Directions for this task: Return the listing word for word, as given.

Source records:
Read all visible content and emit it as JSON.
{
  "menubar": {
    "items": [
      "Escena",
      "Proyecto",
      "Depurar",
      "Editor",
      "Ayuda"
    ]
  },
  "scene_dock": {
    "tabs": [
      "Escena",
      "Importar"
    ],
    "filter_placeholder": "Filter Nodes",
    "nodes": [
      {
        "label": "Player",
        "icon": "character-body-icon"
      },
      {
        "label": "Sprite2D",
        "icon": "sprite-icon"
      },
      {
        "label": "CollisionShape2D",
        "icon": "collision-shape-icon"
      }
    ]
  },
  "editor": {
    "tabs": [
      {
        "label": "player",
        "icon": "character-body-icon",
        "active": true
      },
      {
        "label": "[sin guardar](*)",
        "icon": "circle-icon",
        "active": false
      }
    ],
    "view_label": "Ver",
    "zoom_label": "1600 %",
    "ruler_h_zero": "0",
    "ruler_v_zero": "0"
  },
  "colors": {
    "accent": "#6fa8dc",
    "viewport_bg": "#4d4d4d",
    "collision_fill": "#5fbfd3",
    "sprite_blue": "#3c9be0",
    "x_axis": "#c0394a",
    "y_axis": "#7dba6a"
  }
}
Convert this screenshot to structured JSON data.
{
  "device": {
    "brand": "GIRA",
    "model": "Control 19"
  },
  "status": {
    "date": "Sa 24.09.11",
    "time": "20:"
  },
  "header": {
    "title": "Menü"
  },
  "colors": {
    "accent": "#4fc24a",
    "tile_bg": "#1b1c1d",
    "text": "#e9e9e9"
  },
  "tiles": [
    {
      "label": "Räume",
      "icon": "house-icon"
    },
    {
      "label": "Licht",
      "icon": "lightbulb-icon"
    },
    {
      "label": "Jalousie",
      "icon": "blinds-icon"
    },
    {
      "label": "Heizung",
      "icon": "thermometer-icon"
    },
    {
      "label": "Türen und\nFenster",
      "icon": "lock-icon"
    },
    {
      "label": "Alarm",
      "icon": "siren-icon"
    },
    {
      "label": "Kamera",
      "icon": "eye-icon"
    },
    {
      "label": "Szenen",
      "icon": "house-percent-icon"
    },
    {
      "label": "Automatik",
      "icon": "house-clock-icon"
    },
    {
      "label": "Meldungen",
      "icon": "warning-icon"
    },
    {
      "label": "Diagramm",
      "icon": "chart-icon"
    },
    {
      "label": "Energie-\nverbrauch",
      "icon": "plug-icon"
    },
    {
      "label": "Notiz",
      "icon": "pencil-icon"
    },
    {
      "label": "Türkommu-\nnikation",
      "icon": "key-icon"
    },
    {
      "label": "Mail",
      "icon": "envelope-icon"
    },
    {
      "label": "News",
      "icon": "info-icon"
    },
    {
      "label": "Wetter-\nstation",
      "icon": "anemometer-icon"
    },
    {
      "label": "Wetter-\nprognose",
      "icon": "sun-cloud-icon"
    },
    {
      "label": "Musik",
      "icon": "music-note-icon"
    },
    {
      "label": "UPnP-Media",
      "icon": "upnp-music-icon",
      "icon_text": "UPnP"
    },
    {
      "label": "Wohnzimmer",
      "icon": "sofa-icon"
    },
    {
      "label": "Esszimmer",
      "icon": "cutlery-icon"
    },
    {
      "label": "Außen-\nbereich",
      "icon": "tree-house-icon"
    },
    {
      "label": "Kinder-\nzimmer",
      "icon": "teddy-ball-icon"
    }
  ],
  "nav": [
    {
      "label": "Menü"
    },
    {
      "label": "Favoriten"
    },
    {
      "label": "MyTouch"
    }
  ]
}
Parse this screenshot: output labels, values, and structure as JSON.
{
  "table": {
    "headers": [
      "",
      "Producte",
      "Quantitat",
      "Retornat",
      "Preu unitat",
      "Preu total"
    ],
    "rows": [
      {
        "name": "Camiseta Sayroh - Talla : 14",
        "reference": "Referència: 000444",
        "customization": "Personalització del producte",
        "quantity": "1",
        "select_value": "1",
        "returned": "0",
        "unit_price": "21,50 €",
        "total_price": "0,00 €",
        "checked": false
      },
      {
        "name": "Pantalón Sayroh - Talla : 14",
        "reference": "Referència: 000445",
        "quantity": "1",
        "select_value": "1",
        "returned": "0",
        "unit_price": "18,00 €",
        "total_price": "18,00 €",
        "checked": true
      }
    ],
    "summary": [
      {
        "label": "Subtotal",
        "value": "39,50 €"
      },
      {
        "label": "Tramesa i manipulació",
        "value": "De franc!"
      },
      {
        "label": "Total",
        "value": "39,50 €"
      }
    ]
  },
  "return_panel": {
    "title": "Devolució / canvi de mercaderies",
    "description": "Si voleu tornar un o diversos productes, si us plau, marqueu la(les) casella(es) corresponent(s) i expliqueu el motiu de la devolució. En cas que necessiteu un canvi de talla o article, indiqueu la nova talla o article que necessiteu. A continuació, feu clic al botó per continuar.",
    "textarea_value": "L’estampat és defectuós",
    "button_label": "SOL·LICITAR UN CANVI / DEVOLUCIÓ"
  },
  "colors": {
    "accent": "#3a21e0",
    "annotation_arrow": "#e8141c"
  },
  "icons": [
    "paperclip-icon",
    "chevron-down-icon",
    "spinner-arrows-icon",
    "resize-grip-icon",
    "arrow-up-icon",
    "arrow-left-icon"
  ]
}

Solved exercise:
Read all visible content and emit it as JSON.
{
  "menubar": {
    "items": [
      "Escena",
      "Proyecto",
      "Depurar",
      "Editor",
      "Ayuda"
    ]
  },
  "scene_dock": {
    "tabs": [
      "Escena",
      "Importar"
    ],
    "filter_placeholder": "Filter Nodes",
    "nodes": [
      {
        "label": "Player",
        "icon": "character-body-icon"
      },
      {
        "label": "Sprite2D",
        "icon": "sprite-icon"
      },
      {
        "label": "CollisionShape2D",
        "icon": "collision-shape-icon"
      }
    ]
  },
  "editor": {
    "tabs": [
      {
        "label": "player",
        "icon": "character-body-icon",
        "active": true
      },
      {
        "label": "[sin guardar](*)",
        "icon": "circle-icon",
        "active": false
      }
    ],
    "view_label": "Ver",
    "zoom_label": "1600 %",
    "ruler_h_zero": "0",
    "ruler_v_zero": "0"
  },
  "colors": {
    "accent": "#6fa8dc",
    "viewport_bg": "#4d4d4d",
    "collision_fill": "#5fbfd3",
    "sprite_blue": "#3c9be0",
    "x_axis": "#c0394a",
    "y_axis": "#7dba6a"
  }
}
Convert this screenshot to structured JSON data.
{
  "device": {
    "brand": "GIRA",
    "model": "Control 19"
  },
  "status": {
    "date": "Sa 24.09.11",
    "time": "20:"
  },
  "header": {
    "title": "Menü"
  },
  "colors": {
    "accent": "#4fc24a",
    "tile_bg": "#1b1c1d",
    "text": "#e9e9e9"
  },
  "tiles": [
    {
      "label": "Räume",
      "icon": "house-icon"
    },
    {
      "label": "Licht",
      "icon": "lightbulb-icon"
    },
    {
      "label": "Jalousie",
      "icon": "blinds-icon"
    },
    {
      "label": "Heizung",
      "icon": "thermometer-icon"
    },
    {
      "label": "Türen und\nFenster",
      "icon": "lock-icon"
    },
    {
      "label": "Alarm",
      "icon": "siren-icon"
    },
    {
      "label": "Kamera",
      "icon": "eye-icon"
    },
    {
      "label": "Szenen",
      "icon": "house-percent-icon"
    },
    {
      "label": "Automatik",
      "icon": "house-clock-icon"
    },
    {
      "label": "Meldungen",
      "icon": "warning-icon"
    },
    {
      "label": "Diagramm",
      "icon": "chart-icon"
    },
    {
      "label": "Energie-\nverbrauch",
      "icon": "plug-icon"
    },
    {
      "label": "Notiz",
      "icon": "pencil-icon"
    },
    {
      "label": "Türkommu-\nnikation",
      "icon": "key-icon"
    },
    {
      "label": "Mail",
      "icon": "envelope-icon"
    },
    {
      "label": "News",
      "icon": "info-icon"
    },
    {
      "label": "Wetter-\nstation",
      "icon": "anemometer-icon"
    },
    {
      "label": "Wetter-\nprognose",
      "icon": "sun-cloud-icon"
    },
    {
      "label": "Musik",
      "icon": "music-note-icon"
    },
    {
      "label": "UPnP-Media",
      "icon": "upnp-music-icon",
      "icon_text": "UPnP"
    },
    {
      "label": "Wohnzimmer",
      "icon": "sofa-icon"
    },
    {
      "label": "Esszimmer",
      "icon": "cutlery-icon"
    },
    {
      "label": "Außen-\nbereich",
      "icon": "tree-house-icon"
    },
    {
      "label": "Kinder-\nzimmer",
      "icon": "teddy-ball-icon"
    }
  ],
  "nav": [
    {
      "label": "Menü"
    },
    {
      "label": "Favoriten"
    },
    {
      "label": "MyTouch"
    }
  ]
}
Parse this screenshot: output labels, values, and structure as JSON.
{
  "table": {
    "headers": [
      "",
      "Producte",
      "Quantitat",
      "Retornat",
      "Preu unitat",
      "Preu total"
    ],
    "rows": [
      {
        "name": "Camiseta Sayroh - Talla : 14",
        "reference": "Referència: 000444",
        "customization": "Personalització del producte",
        "quantity": "1",
        "select_value": "1",
        "returned": "0",
        "unit_price": "21,50 €",
        "total_price": "0,00 €",
        "checked": false
      },
      {
        "name": "Pantalón Sayroh - Talla : 14",
        "reference": "Referència: 000445",
        "quantity": "1",
        "select_value": "1",
        "returned": "0",
        "unit_price": "18,00 €",
        "total_price": "18,00 €",
        "checked": true
      }
    ],
    "summary": [
      {
        "label": "Subtotal",
        "value": "39,50 €"
      },
      {
        "label": "Tramesa i manipulació",
        "value": "De franc!"
      },
      {
        "label": "Total",
        "value": "39,50 €"
      }
    ]
  },
  "return_panel": {
    "title": "Devolució / canvi de mercaderies",
    "description": "Si voleu tornar un o diversos productes, si us plau, marqueu la(les) casella(es) corresponent(s) i expliqueu el motiu de la devolució. En cas que necessiteu un canvi de talla o article, indiqueu la nova talla o article que necessiteu. A continuació, feu clic al botó per continuar.",
    "textarea_value": "L’estampat és defectuós",
    "button_label": "SOL·LICITAR UN CANVI / DEVOLUCIÓ"
  },
  "colors": {
    "accent": "#3a21e0",
    "annotation_arrow": "#e8141c"
  },
  "icons": [
    "paperclip-icon",
    "chevron-down-icon",
    "spinner-arrows-icon",
    "resize-grip-icon",
    "arrow-up-icon",
    "arrow-left-icon"
  ]
}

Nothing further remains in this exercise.